_Work to be completed:_ All entries below are to be set down again, identical to the source.

_Dataset rows:_
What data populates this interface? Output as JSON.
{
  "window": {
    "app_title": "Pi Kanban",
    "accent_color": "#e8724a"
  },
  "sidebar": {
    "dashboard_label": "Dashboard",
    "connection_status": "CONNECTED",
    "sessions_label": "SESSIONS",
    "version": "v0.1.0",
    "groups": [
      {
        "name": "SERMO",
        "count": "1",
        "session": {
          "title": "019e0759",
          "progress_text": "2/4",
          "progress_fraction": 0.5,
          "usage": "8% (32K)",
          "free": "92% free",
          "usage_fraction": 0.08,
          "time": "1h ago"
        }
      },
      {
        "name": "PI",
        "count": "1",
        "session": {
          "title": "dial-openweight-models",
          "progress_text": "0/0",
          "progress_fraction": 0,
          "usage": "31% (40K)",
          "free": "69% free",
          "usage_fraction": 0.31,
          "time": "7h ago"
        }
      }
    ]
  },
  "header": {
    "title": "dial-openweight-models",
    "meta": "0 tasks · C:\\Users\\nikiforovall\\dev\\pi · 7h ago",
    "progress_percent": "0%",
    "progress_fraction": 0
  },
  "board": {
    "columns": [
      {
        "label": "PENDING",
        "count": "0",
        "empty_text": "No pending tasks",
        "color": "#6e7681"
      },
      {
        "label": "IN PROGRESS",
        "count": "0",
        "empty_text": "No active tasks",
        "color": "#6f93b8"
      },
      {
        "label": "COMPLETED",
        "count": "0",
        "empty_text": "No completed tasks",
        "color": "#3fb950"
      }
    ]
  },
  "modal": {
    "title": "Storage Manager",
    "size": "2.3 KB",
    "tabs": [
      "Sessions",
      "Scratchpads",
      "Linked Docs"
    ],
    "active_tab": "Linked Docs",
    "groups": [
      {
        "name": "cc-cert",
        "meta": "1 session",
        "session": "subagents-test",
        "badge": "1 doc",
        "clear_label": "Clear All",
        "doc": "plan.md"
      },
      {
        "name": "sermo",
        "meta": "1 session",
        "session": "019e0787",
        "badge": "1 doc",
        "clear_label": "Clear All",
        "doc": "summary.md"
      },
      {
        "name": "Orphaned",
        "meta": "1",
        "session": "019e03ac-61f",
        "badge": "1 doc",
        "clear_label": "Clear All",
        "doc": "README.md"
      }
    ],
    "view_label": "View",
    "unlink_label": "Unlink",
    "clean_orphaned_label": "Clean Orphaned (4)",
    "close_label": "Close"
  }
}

_Final answer:_
What data populates this interface? Output as JSON.
{
  "window": {
    "app_title": "Pi Kanban",
    "accent_color": "#e8724a"
  },
  "sidebar": {
    "dashboard_label": "Dashboard",
    "connection_status": "CONNECTED",
    "sessions_label": "SESSIONS",
    "version": "v0.1.0",
    "groups": [
      {
        "name": "SERMO",
        "count": "1",
        "session": {
          "title": "019e0759",
          "progress_text": "2/4",
          "progress_fraction": 0.5,
          "usage": "8% (32K)",
          "free": "92% free",
          "usage_fraction": 0.08,
          "time": "1h ago"
        }
      },
      {
        "name": "PI",
        "count": "1",
        "session": {
          "title": "dial-openweight-models",
          "progress_text": "0/0",
          "progress_fraction": 0,
          "usage": "31% (40K)",
          "free": "69% free",
          "usage_fraction": 0.31,
          "time": "7h ago"
        }
      }
    ]
  },
  "header": {
    "title": "dial-openweight-models",
    "meta": "0 tasks · C:\\Users\\nikiforovall\\dev\\pi · 7h ago",
    "progress_percent": "0%",
    "progress_fraction": 0
  },
  "board": {
    "columns": [
      {
        "label": "PENDING",
        "count": "0",
        "empty_text": "No pending tasks",
        "color": "#6e7681"
      },
      {
        "label": "IN PROGRESS",
        "count": "0",
        "empty_text": "No active tasks",
        "color": "#6f93b8"
      },
      {
        "label": "COMPLETED",
        "count": "0",
        "empty_text": "No completed tasks",
        "color": "#3fb950"
      }
    ]
  },
  "modal": {
    "title": "Storage Manager",
    "size": "2.3 KB",
    "tabs": [
      "Sessions",
      "Scratchpads",
      "Linked Docs"
    ],
    "active_tab": "Linked Docs",
    "groups": [
      {
        "name": "cc-cert",
        "meta": "1 session",
        "session": "subagents-test",
        "badge": "1 doc",
        "clear_label": "Clear All",
        "doc": "plan.md"
      },
      {
        "name": "sermo",
        "meta": "1 session",
        "session": "019e0787",
        "badge": "1 doc",
        "clear_label": "Clear All",
        "doc": "summary.md"
      },
      {
        "name": "Orphaned",
        "meta": "1",
        "session": "019e03ac-61f",
        "badge": "1 doc",
        "clear_label": "Clear All",
        "doc": "README.md"
      }
    ],
    "view_label": "View",
    "unlink_label": "Unlink",
    "clean_orphaned_label": "Clean Orphaned (4)",
    "close_label": "Close"
  }
}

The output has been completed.